> _WHAT NEEDS TO BE DONE_
Continue the links roundup on policing, protests, and the pandemic, picking up after its last item.

> _DOCUMENT TEXT_
And now, the links…
- ProPublica explains why tear gas is far more dangerous than police departments admit. It’s even more so during a pandemic centered on a respiratory illness.
- Camden, New Jersey, drove down many of its violent crime rates by disbanding its police department and reestablishing it around a new model of community policing. It’s still beset by higher violent crime rates than most U.S. cities, but compared to its own history it is far safer than it’s been in decades.
- There’s another virus on the rise – eastern equine encephalitis (EEE), transmitted via mosquito bites, and it’s on the rise as summer looms. EEE kills an estimated 40% of people who contract it. Wear an insecticide with DEET if you’re going outside at dusk or at night.
- New York magazine describes what happened to a Maryland man who was falsely identified as the racist bicyclist who attacked several kids posting pro-BLM fliers along a bike trail. (The actual culprit was later identified and arrested.)
- The real outrage here is a federal law, but not the guy at the heart of this piece, but “A Guy Named Craig May Soon Have Control Over a Large Swath of Utah” is a magical headline.
- A black former FBI agent writes that white cops didn’t see him as an equal, often treating him more like a suspect than like a federal agent.
- A Delaware native who went to my alma mater writes about his own terrifying experience of being arrested without cause and threatened with violence by multiple white cops.
- The Louisville Police Department report on the killing of Breonna Taylor is almost entirely blank. It’s almost as if they’re afraid of accountability.
- Why exactly were Minnesota state troopers and Anoka county police officers slashing the tires on protesters’ cars? Oh, it was on the orders of the state’s Multiagency Command Center.
- The family of Maurice Gordon, a black man killed by a New Jersey police officer while unarmed and standing on the side of the Garden State Parkway, is looking for answers to why he was shot to death.
- Why are black Americans dying of COVID-19 at more than twice the rate of white Americans? It’s because of systemic racism, not genetics.
- New cases and hospitalizations are surging in states that are rushing to reopen, including Arizona, Texas, and Florida, the three states MLB was supposedly considering in an earlier plan to relocate regular-season games to neutral sites.
- This is only good until late on Monday, but if you donate at least $5 through this link to the NAACP Legal Defense and Educational Fund and the Community Bail Fund you get access to over 1000 indie video games contributed by their developers to this charity bundle.

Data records
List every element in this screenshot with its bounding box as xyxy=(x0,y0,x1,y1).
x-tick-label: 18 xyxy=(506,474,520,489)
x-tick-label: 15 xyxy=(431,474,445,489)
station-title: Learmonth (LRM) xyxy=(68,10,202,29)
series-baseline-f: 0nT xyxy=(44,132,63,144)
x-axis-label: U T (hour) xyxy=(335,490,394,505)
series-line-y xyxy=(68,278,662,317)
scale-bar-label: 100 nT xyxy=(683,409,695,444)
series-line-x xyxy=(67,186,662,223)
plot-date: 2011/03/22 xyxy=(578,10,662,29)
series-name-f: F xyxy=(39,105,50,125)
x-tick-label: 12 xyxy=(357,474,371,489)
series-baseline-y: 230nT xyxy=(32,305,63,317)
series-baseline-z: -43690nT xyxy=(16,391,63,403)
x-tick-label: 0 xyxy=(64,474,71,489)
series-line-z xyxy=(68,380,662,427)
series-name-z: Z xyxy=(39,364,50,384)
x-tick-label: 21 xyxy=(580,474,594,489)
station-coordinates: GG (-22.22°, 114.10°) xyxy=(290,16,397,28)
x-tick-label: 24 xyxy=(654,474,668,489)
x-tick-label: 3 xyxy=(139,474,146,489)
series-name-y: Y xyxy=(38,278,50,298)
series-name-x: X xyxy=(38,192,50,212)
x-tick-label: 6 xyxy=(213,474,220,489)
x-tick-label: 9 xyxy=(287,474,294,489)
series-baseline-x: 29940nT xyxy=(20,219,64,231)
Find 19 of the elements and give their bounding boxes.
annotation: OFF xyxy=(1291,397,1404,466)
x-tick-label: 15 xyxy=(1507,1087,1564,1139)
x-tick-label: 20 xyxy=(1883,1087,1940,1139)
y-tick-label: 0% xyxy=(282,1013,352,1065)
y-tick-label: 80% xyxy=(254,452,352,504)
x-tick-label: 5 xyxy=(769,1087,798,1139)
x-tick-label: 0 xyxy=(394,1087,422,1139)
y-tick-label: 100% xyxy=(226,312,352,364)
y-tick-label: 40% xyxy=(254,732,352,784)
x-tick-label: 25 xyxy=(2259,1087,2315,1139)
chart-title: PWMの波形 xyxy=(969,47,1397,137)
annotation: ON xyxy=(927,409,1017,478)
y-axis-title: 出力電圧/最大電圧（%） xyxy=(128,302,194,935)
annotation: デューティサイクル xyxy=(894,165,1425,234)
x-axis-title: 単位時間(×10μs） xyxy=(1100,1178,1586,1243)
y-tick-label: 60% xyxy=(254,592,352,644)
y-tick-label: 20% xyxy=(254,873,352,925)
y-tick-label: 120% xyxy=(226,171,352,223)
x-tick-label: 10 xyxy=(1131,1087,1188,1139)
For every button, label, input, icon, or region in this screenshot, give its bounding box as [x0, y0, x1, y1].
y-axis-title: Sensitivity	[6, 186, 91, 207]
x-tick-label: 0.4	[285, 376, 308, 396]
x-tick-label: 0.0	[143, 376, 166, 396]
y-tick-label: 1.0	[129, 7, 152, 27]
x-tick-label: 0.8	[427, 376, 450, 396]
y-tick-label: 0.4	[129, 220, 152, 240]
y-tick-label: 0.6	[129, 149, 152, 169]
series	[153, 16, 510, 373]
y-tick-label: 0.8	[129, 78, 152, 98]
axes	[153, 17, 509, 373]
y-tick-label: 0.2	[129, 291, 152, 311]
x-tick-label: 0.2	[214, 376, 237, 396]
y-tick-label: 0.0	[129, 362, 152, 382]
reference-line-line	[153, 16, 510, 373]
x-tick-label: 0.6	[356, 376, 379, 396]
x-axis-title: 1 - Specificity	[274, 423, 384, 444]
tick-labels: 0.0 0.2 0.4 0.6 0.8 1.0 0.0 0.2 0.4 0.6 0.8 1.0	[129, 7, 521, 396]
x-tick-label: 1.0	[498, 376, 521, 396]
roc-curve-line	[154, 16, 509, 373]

> _ANSWER BELOW_
- Fox News “investigative reporter” Lara Logan keeps falling for online hoaxes about antifa and repeating them as if they’re fact. It’s a sad, puzzling decline for a once-promising reporter.
- Kentucky Rep. Thomas Massie (guess) said last week that he didn’t see ‘articulate’ people among the protesters, and dogs across the Midwest started howling.
- Paste looks back at the TV show Pushing Daisies, the ‘perfect romance story for a pandemic.’ Pushing Daisies was one of the more notable casualties of the 2007 writers’ strike.
- Steve Priest, the charismatic bass player for the seminal UK glam-rock band Sweet (“Ballroom Blitz,” “Fox on the Run”), passed away earlier this month. Flood looks back at ten of their best songs.
- This Instagram photo-thread, called The Passive Voice is for Cowards, is great advice for writers and for readers. The passive voice is used when you don’t want to call out the actors in question – as I did there, when I should have said “cowardly writers use the passive voice when…” Mistakes were not made. Identify the people who made them, even if those people include you.
- Travis singer/guitarist Fran Healy drew the band’s newest video on his iPad using a sort of homemade rotoscoping method.
- Literary Hub offers us a musing on why Studio Ghibli’s films, especially Nausicaä of the Valley of the Winds, bear important messages for our current time. Their entire library is now available to stream for HBO Max subscribers.
- Board game news: Thames & Kosmos just announced that My City, the new legacy game from Reiner Knizia that was nominated for the Spiel des Jahres award this year, is available for pre-order and will hit stores next month.